Will you transcribe the entries that follow, exactly and in full?

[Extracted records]
+-------+

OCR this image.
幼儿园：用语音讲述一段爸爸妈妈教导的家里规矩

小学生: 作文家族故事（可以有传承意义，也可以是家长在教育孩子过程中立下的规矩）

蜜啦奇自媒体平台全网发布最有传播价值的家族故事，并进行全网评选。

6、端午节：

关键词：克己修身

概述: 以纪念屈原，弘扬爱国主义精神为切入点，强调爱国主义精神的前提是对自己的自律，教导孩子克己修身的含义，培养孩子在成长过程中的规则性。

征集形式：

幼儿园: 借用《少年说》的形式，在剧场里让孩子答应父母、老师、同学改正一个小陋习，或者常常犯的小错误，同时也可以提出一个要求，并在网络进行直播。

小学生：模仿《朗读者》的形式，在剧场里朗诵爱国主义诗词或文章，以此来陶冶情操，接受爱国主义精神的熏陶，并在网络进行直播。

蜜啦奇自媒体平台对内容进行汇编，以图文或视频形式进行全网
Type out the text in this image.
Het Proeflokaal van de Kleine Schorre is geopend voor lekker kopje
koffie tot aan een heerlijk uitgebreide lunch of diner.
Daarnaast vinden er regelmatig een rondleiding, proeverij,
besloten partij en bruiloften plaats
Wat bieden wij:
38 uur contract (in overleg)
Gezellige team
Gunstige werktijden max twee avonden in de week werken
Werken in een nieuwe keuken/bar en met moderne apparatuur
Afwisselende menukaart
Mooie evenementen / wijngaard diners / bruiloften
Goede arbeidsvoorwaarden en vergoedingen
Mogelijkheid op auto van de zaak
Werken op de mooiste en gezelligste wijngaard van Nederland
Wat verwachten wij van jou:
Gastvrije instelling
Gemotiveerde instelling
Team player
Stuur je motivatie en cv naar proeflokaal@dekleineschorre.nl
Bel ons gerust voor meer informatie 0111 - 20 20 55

+-------+

→ **Exercise result**
OCR this image.
幼儿园：用语音讲述一段爸爸妈妈教导的家里规矩

小学生: 作文家族故事（可以有传承意义，也可以是家长在教育孩子过程中立下的规矩）

蜜啦奇自媒体平台全网发布最有传播价值的家族故事，并进行全网评选。

6、端午节：

关键词：克己修身

概述: 以纪念屈原，弘扬爱国主义精神为切入点，强调爱国主义精神的前提是对自己的自律，教导孩子克己修身的含义，培养孩子在成长过程中的规则性。

征集形式：

幼儿园: 借用《少年说》的形式，在剧场里让孩子答应父母、老师、同学改正一个小陋习，或者常常犯的小错误，同时也可以提出一个要求，并在网络进行直播。

小学生：模仿《朗读者》的形式，在剧场里朗诵爱国主义诗词或文章，以此来陶冶情操，接受爱国主义精神的熏陶，并在网络进行直播。

蜜啦奇自媒体平台对内容进行汇编，以图文或视频形式进行全网
Type out the text in this image.
Het Proeflokaal van de Kleine Schorre is geopend voor lekker kopje
koffie tot aan een heerlijk uitgebreide lunch of diner.
Daarnaast vinden er regelmatig een rondleiding, proeverij,
besloten partij en bruiloften plaats
Wat bieden wij:
38 uur contract (in overleg)
Gezellige team
Gunstige werktijden max twee avonden in de week werken
Werken in een nieuwe keuken/bar en met moderne apparatuur
Afwisselende menukaart
Mooie evenementen / wijngaard diners / bruiloften
Goede arbeidsvoorwaarden en vergoedingen
Mogelijkheid op auto van de zaak
Werken op de mooiste en gezelligste wijngaard van Nederland
Wat verwachten wij van jou:
Gastvrije instelling
Gemotiveerde instelling
Team player
Stuur je motivatie en cv naar proeflokaal@dekleineschorre.nl
Bel ons gerust voor meer informatie 0111 - 20 20 55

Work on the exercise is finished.